__THE REQUEST__:
Your task is to return the line containing "Output the text content of this document." plus every line after it, exactly and with nothing added.

__Items from a dataset__:
______________________________

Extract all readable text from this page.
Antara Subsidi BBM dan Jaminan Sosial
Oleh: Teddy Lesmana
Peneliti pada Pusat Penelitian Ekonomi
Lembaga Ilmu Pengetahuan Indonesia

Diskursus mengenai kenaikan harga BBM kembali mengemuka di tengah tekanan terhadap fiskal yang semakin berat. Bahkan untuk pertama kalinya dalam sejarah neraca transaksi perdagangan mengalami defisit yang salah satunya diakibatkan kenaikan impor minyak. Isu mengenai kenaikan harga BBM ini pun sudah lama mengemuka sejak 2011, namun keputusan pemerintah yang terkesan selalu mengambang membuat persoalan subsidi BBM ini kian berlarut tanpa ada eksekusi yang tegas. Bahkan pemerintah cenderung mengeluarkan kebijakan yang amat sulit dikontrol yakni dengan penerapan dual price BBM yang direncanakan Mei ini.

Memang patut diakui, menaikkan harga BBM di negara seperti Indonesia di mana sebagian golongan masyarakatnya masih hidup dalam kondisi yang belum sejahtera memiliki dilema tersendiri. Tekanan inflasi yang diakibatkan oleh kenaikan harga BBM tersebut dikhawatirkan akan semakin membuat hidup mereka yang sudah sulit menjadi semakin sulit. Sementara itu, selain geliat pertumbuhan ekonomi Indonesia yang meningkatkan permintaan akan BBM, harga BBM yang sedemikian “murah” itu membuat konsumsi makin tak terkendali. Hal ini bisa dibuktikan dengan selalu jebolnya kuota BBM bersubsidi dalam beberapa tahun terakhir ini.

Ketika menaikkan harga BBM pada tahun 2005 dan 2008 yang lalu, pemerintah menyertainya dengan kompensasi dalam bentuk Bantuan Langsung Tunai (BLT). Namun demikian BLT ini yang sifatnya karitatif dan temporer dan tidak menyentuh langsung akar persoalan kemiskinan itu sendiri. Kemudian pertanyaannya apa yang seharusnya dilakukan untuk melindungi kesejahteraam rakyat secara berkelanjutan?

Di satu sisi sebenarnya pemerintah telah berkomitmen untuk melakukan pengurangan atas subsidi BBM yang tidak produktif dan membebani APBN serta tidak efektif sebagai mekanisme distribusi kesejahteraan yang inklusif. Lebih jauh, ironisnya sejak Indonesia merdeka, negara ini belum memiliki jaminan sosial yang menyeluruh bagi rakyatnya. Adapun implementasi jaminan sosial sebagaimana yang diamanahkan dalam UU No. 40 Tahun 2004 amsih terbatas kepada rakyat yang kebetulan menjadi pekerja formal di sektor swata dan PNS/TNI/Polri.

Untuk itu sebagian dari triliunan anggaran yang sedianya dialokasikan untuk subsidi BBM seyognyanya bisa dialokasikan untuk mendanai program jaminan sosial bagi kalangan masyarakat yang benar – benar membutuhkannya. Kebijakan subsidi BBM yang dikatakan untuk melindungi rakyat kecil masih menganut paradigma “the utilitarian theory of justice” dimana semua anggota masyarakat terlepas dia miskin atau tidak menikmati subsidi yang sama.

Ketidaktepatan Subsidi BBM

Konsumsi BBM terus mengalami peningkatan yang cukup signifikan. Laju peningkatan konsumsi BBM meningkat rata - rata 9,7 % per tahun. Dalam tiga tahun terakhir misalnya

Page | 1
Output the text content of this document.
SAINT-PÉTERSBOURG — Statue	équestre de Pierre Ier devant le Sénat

______________________________

__THE COMPLETED TASK__:
Output the text content of this document.
SAINT-PÉTERSBOURG — Statue	équestre de Pierre Ier devant le Sénat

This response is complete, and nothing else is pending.